» TASK REQUIREMENTS
Repeat each record below exactly as given.

» RECORDS FOR PROCESSING
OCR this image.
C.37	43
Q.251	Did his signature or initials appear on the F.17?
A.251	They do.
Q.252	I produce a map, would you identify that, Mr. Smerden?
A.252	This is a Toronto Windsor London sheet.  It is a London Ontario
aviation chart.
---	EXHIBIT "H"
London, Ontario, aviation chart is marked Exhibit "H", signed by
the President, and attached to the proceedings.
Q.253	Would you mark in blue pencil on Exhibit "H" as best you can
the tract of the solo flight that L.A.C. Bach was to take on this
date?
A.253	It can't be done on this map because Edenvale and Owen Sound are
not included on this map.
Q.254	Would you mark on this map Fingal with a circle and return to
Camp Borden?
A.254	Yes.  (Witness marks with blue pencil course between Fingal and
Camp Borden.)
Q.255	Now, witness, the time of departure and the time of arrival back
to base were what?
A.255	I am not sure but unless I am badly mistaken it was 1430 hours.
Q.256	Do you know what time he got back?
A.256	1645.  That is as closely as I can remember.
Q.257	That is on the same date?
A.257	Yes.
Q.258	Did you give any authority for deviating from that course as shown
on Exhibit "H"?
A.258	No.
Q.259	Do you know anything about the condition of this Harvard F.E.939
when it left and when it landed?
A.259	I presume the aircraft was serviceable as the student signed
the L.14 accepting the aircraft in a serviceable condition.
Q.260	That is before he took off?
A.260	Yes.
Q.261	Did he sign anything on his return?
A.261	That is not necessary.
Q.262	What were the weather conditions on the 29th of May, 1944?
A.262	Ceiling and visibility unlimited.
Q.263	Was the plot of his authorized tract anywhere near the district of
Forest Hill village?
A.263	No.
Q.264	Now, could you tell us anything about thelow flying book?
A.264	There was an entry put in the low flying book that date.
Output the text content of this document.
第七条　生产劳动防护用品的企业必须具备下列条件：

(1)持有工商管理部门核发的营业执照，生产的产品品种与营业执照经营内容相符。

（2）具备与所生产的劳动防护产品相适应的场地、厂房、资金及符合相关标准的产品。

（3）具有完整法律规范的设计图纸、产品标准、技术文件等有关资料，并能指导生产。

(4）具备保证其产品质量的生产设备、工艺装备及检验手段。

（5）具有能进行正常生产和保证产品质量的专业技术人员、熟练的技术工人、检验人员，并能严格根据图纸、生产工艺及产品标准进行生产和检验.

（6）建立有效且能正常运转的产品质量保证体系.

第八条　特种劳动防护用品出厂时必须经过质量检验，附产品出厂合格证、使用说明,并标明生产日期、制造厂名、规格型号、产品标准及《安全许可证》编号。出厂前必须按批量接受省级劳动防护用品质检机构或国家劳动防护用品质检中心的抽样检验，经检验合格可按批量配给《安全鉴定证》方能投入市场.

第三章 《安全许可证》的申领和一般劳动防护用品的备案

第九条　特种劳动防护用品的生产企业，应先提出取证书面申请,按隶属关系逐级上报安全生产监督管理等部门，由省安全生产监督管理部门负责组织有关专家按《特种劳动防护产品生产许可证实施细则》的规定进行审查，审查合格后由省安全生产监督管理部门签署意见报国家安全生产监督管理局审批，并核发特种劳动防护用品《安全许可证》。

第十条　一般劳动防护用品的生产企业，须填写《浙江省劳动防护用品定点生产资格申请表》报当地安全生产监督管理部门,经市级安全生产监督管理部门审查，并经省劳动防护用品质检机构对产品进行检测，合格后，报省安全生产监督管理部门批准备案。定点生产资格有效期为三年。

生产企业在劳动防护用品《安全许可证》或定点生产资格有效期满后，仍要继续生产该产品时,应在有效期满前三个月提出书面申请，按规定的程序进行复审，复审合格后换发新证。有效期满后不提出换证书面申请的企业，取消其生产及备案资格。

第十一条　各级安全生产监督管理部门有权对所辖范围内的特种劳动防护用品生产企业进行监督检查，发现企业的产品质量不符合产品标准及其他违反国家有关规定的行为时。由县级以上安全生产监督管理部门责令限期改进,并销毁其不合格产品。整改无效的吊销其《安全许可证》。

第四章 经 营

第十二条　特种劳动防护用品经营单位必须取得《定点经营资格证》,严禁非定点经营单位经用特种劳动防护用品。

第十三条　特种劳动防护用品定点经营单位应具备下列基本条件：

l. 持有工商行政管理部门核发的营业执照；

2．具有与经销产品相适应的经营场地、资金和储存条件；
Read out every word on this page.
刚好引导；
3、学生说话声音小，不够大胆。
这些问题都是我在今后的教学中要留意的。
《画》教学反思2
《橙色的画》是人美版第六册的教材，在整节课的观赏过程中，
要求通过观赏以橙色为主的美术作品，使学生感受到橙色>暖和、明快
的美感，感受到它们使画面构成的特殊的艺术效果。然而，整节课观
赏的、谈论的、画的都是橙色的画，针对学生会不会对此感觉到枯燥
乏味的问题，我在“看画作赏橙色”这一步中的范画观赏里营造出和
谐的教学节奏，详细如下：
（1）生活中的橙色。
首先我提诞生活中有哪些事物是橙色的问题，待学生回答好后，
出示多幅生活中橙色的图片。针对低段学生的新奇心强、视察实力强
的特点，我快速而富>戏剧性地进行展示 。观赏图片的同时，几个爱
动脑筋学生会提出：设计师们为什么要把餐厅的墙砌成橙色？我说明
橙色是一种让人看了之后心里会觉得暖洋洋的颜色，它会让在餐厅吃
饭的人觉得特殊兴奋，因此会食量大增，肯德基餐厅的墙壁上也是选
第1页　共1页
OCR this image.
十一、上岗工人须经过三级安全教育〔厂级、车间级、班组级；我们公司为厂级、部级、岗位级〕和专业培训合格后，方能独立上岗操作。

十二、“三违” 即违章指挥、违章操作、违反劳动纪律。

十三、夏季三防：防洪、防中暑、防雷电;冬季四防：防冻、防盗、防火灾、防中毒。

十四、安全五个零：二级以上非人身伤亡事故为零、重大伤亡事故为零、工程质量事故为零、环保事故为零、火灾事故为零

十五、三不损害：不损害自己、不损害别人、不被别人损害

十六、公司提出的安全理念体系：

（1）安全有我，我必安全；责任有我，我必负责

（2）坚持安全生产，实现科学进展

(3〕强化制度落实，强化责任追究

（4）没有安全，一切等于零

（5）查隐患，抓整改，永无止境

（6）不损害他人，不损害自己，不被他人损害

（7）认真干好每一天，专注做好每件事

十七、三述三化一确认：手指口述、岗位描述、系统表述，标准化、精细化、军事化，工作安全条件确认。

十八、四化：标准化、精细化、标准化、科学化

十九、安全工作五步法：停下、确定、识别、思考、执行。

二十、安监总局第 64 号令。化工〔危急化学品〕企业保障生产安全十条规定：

» TASK ANSWER
OCR this image.
C.37	43
Q.251	Did his signature or initials appear on the F.17?
A.251	They do.
Q.252	I produce a map, would you identify that, Mr. Smerden?
A.252	This is a Toronto Windsor London sheet.  It is a London Ontario
aviation chart.
---	EXHIBIT "H"
London, Ontario, aviation chart is marked Exhibit "H", signed by
the President, and attached to the proceedings.
Q.253	Would you mark in blue pencil on Exhibit "H" as best you can
the tract of the solo flight that L.A.C. Bach was to take on this
date?
A.253	It can't be done on this map because Edenvale and Owen Sound are
not included on this map.
Q.254	Would you mark on this map Fingal with a circle and return to
Camp Borden?
A.254	Yes.  (Witness marks with blue pencil course between Fingal and
Camp Borden.)
Q.255	Now, witness, the time of departure and the time of arrival back
to base were what?
A.255	I am not sure but unless I am badly mistaken it was 1430 hours.
Q.256	Do you know what time he got back?
A.256	1645.  That is as closely as I can remember.
Q.257	That is on the same date?
A.257	Yes.
Q.258	Did you give any authority for deviating from that course as shown
on Exhibit "H"?
A.258	No.
Q.259	Do you know anything about the condition of this Harvard F.E.939
when it left and when it landed?
A.259	I presume the aircraft was serviceable as the student signed
the L.14 accepting the aircraft in a serviceable condition.
Q.260	That is before he took off?
A.260	Yes.
Q.261	Did he sign anything on his return?
A.261	That is not necessary.
Q.262	What were the weather conditions on the 29th of May, 1944?
A.262	Ceiling and visibility unlimited.
Q.263	Was the plot of his authorized tract anywhere near the district of
Forest Hill village?
A.263	No.
Q.264	Now, could you tell us anything about thelow flying book?
A.264	There was an entry put in the low flying book that date.
Output the text content of this document.
第七条　生产劳动防护用品的企业必须具备下列条件：

(1)持有工商管理部门核发的营业执照，生产的产品品种与营业执照经营内容相符。

（2）具备与所生产的劳动防护产品相适应的场地、厂房、资金及符合相关标准的产品。

（3）具有完整法律规范的设计图纸、产品标准、技术文件等有关资料，并能指导生产。

(4）具备保证其产品质量的生产设备、工艺装备及检验手段。

（5）具有能进行正常生产和保证产品质量的专业技术人员、熟练的技术工人、检验人员，并能严格根据图纸、生产工艺及产品标准进行生产和检验.

（6）建立有效且能正常运转的产品质量保证体系.

第八条　特种劳动防护用品出厂时必须经过质量检验，附产品出厂合格证、使用说明,并标明生产日期、制造厂名、规格型号、产品标准及《安全许可证》编号。出厂前必须按批量接受省级劳动防护用品质检机构或国家劳动防护用品质检中心的抽样检验，经检验合格可按批量配给《安全鉴定证》方能投入市场.

第三章 《安全许可证》的申领和一般劳动防护用品的备案

第九条　特种劳动防护用品的生产企业，应先提出取证书面申请,按隶属关系逐级上报安全生产监督管理等部门，由省安全生产监督管理部门负责组织有关专家按《特种劳动防护产品生产许可证实施细则》的规定进行审查，审查合格后由省安全生产监督管理部门签署意见报国家安全生产监督管理局审批，并核发特种劳动防护用品《安全许可证》。

第十条　一般劳动防护用品的生产企业，须填写《浙江省劳动防护用品定点生产资格申请表》报当地安全生产监督管理部门,经市级安全生产监督管理部门审查，并经省劳动防护用品质检机构对产品进行检测，合格后，报省安全生产监督管理部门批准备案。定点生产资格有效期为三年。

生产企业在劳动防护用品《安全许可证》或定点生产资格有效期满后，仍要继续生产该产品时,应在有效期满前三个月提出书面申请，按规定的程序进行复审，复审合格后换发新证。有效期满后不提出换证书面申请的企业，取消其生产及备案资格。

第十一条　各级安全生产监督管理部门有权对所辖范围内的特种劳动防护用品生产企业进行监督检查，发现企业的产品质量不符合产品标准及其他违反国家有关规定的行为时。由县级以上安全生产监督管理部门责令限期改进,并销毁其不合格产品。整改无效的吊销其《安全许可证》。

第四章 经 营

第十二条　特种劳动防护用品经营单位必须取得《定点经营资格证》,严禁非定点经营单位经用特种劳动防护用品。

第十三条　特种劳动防护用品定点经营单位应具备下列基本条件：

l. 持有工商行政管理部门核发的营业执照；

2．具有与经销产品相适应的经营场地、资金和储存条件；
Read out every word on this page.
刚好引导；
3、学生说话声音小，不够大胆。
这些问题都是我在今后的教学中要留意的。
《画》教学反思2
《橙色的画》是人美版第六册的教材，在整节课的观赏过程中，
要求通过观赏以橙色为主的美术作品，使学生感受到橙色>暖和、明快
的美感，感受到它们使画面构成的特殊的艺术效果。然而，整节课观
赏的、谈论的、画的都是橙色的画，针对学生会不会对此感觉到枯燥
乏味的问题，我在“看画作赏橙色”这一步中的范画观赏里营造出和
谐的教学节奏，详细如下：
（1）生活中的橙色。
首先我提诞生活中有哪些事物是橙色的问题，待学生回答好后，
出示多幅生活中橙色的图片。针对低段学生的新奇心强、视察实力强
的特点，我快速而富>戏剧性地进行展示 。观赏图片的同时，几个爱
动脑筋学生会提出：设计师们为什么要把餐厅的墙砌成橙色？我说明
橙色是一种让人看了之后心里会觉得暖洋洋的颜色，它会让在餐厅吃
饭的人觉得特殊兴奋，因此会食量大增，肯德基餐厅的墙壁上也是选
第1页　共1页
OCR this image.
十一、上岗工人须经过三级安全教育〔厂级、车间级、班组级；我们公司为厂级、部级、岗位级〕和专业培训合格后，方能独立上岗操作。

十二、“三违” 即违章指挥、违章操作、违反劳动纪律。

十三、夏季三防：防洪、防中暑、防雷电;冬季四防：防冻、防盗、防火灾、防中毒。

十四、安全五个零：二级以上非人身伤亡事故为零、重大伤亡事故为零、工程质量事故为零、环保事故为零、火灾事故为零

十五、三不损害：不损害自己、不损害别人、不被别人损害

十六、公司提出的安全理念体系：

（1）安全有我，我必安全；责任有我，我必负责

（2）坚持安全生产，实现科学进展

(3〕强化制度落实，强化责任追究

（4）没有安全，一切等于零

（5）查隐患，抓整改，永无止境

（6）不损害他人，不损害自己，不被他人损害

（7）认真干好每一天，专注做好每件事

十七、三述三化一确认：手指口述、岗位描述、系统表述，标准化、精细化、军事化，工作安全条件确认。

十八、四化：标准化、精细化、标准化、科学化

十九、安全工作五步法：停下、确定、识别、思考、执行。

二十、安监总局第 64 号令。化工〔危急化学品〕企业保障生产安全十条规定：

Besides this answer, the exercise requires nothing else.